**Recorded data**

---+---

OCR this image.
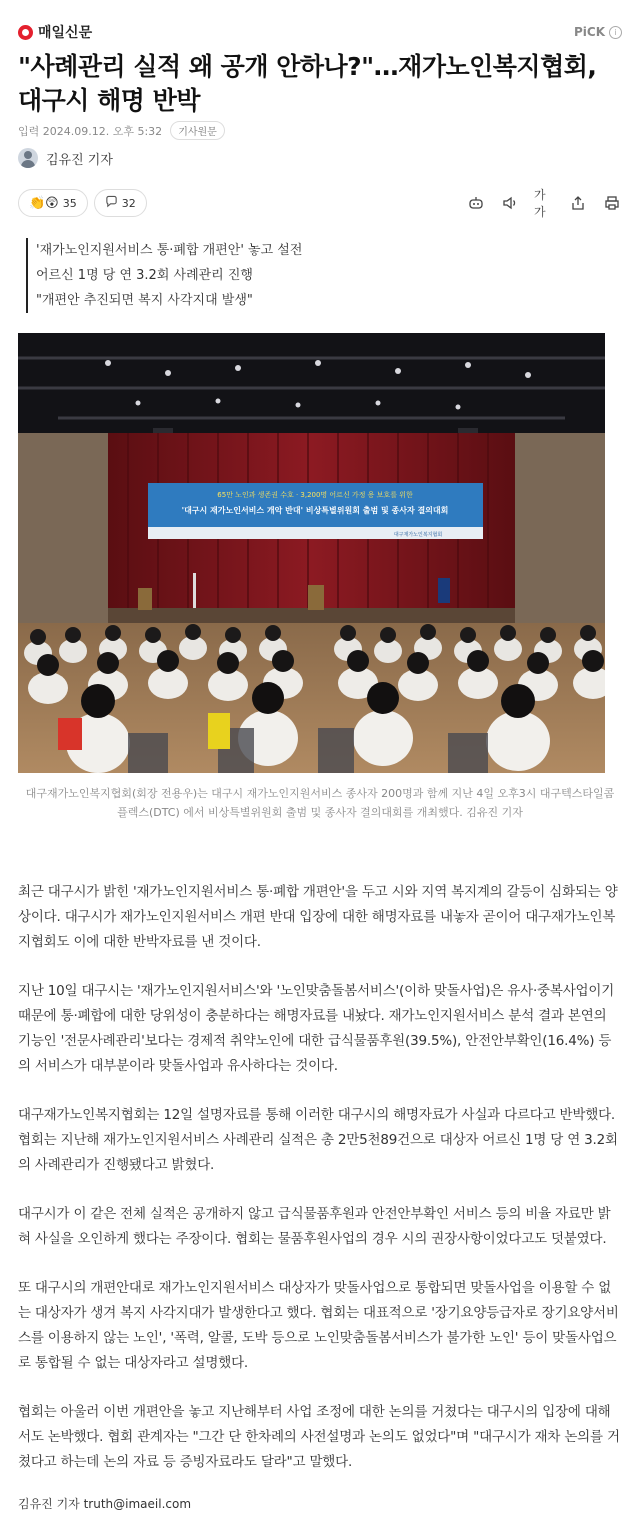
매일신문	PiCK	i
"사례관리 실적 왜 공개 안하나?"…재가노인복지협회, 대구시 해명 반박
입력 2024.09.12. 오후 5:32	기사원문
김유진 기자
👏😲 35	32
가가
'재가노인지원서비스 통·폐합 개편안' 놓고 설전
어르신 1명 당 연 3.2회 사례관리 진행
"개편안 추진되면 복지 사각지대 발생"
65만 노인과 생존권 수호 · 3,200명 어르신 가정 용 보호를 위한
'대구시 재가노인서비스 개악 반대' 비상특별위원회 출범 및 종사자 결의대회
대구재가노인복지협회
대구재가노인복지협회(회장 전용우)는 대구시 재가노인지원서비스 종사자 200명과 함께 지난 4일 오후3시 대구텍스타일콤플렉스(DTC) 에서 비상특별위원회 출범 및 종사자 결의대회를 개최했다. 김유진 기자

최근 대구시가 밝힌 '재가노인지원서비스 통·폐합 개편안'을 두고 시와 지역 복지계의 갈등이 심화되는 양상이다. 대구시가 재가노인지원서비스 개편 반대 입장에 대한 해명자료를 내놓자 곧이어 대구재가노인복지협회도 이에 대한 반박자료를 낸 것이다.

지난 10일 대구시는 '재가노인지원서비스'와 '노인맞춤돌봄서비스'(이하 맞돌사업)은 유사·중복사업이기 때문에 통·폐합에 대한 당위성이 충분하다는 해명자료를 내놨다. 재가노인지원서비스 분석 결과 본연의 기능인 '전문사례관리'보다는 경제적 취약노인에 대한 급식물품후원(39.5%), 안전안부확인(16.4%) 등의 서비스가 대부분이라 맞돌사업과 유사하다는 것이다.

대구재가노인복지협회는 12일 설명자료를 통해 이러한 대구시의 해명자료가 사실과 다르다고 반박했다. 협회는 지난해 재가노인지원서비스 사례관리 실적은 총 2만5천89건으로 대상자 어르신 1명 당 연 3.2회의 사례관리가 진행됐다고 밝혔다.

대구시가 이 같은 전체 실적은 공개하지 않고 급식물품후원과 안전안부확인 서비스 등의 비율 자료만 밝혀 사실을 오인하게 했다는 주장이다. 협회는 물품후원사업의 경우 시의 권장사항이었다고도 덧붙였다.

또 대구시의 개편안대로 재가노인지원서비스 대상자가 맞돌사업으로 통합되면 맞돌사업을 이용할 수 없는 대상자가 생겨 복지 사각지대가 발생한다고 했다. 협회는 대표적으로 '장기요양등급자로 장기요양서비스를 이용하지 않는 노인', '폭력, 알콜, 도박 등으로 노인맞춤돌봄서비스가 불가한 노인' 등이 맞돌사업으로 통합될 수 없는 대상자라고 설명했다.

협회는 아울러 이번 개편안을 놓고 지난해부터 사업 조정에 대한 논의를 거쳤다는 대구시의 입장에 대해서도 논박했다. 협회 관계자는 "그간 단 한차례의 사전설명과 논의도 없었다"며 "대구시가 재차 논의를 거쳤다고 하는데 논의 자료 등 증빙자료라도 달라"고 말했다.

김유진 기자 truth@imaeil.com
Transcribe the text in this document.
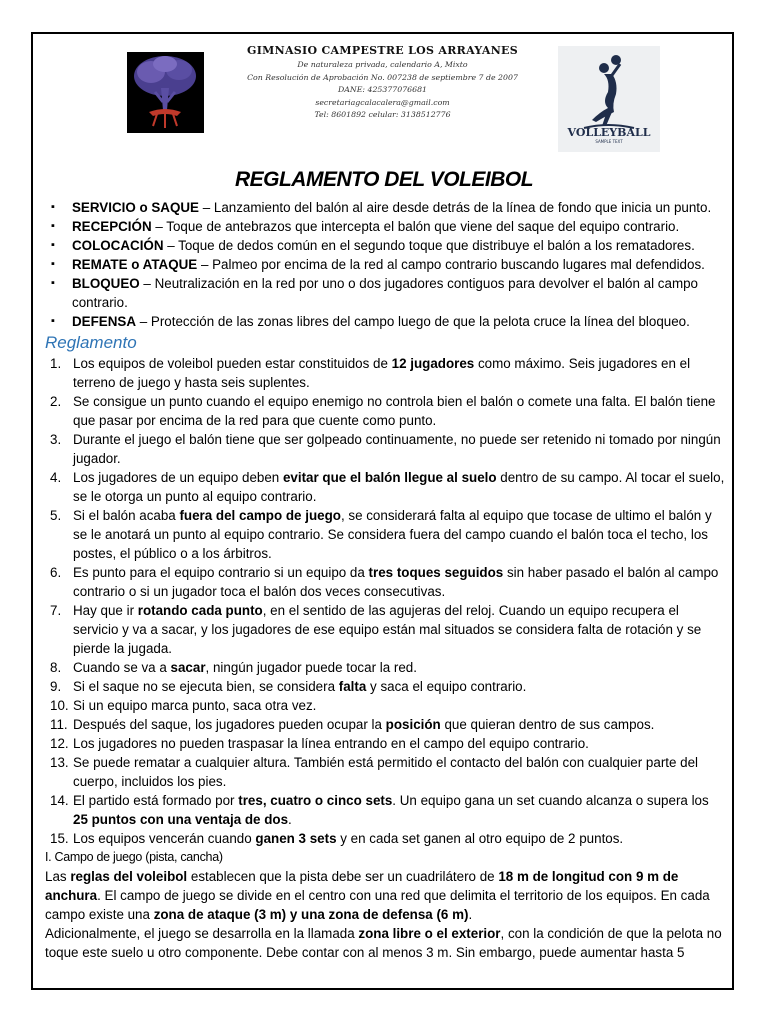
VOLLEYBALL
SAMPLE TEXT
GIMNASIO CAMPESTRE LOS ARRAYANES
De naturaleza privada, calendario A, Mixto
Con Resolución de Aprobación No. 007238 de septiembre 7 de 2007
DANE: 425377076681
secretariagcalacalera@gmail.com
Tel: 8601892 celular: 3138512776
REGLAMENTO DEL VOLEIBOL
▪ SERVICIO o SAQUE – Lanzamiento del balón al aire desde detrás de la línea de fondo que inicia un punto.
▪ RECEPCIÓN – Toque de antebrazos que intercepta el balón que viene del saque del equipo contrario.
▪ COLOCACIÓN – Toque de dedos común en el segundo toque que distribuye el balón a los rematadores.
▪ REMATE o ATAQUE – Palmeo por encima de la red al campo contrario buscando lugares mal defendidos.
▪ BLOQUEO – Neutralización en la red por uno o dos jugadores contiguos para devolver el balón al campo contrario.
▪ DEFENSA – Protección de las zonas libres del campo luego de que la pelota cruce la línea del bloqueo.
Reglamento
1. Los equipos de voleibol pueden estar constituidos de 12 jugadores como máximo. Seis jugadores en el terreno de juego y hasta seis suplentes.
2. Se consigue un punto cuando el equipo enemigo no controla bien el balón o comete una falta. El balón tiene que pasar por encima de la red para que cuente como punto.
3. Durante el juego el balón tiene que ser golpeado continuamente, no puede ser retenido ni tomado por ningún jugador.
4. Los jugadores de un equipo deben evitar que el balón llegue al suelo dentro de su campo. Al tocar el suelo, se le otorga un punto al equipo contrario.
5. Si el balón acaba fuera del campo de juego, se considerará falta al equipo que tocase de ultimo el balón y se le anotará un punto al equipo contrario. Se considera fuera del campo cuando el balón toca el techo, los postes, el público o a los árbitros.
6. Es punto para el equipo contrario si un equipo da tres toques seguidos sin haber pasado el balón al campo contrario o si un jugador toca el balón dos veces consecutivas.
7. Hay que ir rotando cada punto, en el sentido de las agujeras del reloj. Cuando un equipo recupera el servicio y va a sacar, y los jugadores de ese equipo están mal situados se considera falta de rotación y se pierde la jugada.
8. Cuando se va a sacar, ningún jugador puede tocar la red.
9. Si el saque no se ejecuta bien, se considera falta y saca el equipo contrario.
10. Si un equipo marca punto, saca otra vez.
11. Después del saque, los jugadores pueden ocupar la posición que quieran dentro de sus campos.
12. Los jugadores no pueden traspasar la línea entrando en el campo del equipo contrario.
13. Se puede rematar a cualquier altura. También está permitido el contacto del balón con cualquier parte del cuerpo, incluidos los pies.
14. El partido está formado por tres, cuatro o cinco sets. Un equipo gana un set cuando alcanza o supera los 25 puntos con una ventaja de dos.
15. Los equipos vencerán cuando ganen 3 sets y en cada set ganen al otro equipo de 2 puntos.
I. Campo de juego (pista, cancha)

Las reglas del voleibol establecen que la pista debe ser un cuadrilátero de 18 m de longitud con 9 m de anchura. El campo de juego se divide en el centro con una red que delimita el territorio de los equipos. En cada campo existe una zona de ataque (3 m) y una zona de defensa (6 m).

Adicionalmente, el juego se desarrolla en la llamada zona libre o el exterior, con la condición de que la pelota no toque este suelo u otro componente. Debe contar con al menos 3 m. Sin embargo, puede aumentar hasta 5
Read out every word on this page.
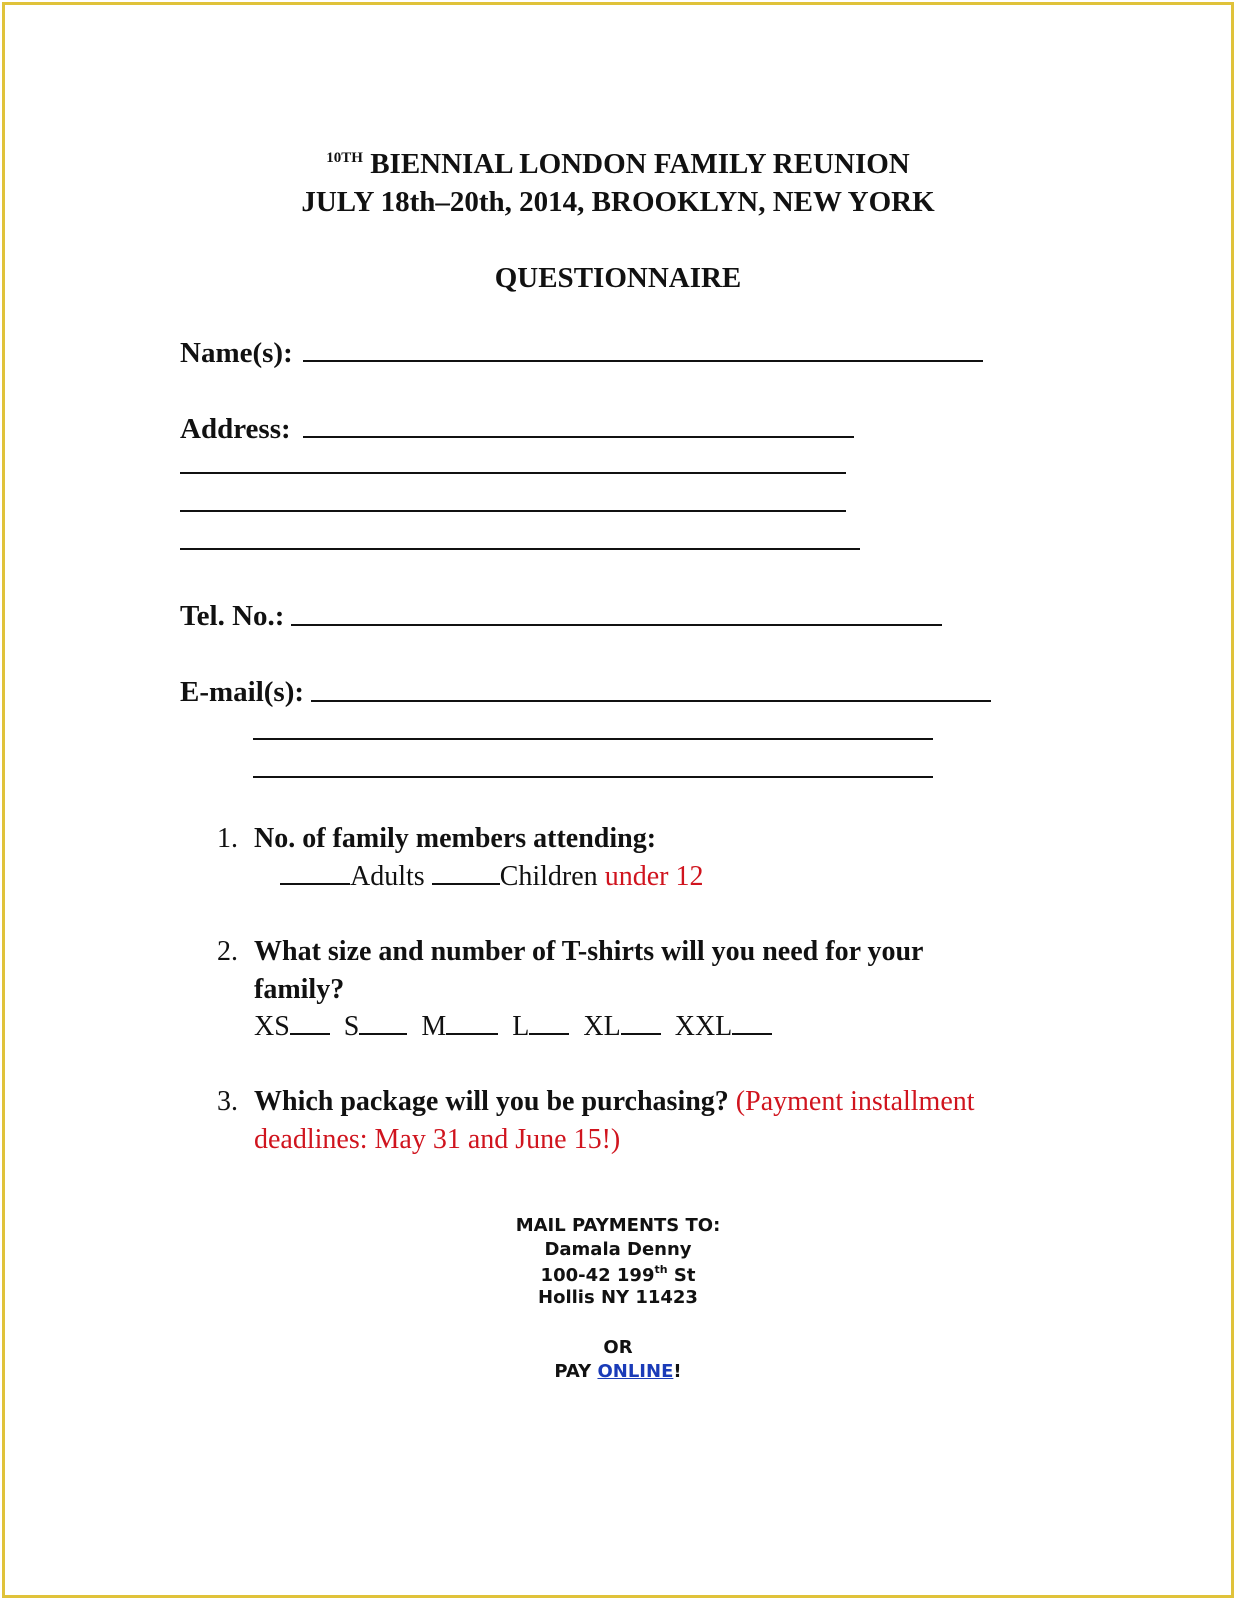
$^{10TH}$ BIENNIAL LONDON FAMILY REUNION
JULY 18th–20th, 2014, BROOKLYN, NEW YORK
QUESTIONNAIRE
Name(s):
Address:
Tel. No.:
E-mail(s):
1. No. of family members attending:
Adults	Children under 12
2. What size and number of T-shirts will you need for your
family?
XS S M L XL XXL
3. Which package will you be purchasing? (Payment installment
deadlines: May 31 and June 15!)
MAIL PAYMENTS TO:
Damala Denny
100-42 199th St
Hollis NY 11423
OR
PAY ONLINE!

---+---

**Problem to solve**
Copy each line from the records above that includes the string "this".

**Exercise answer**
OCR this image.
Transcribe the text in this document.
Read out every word on this page.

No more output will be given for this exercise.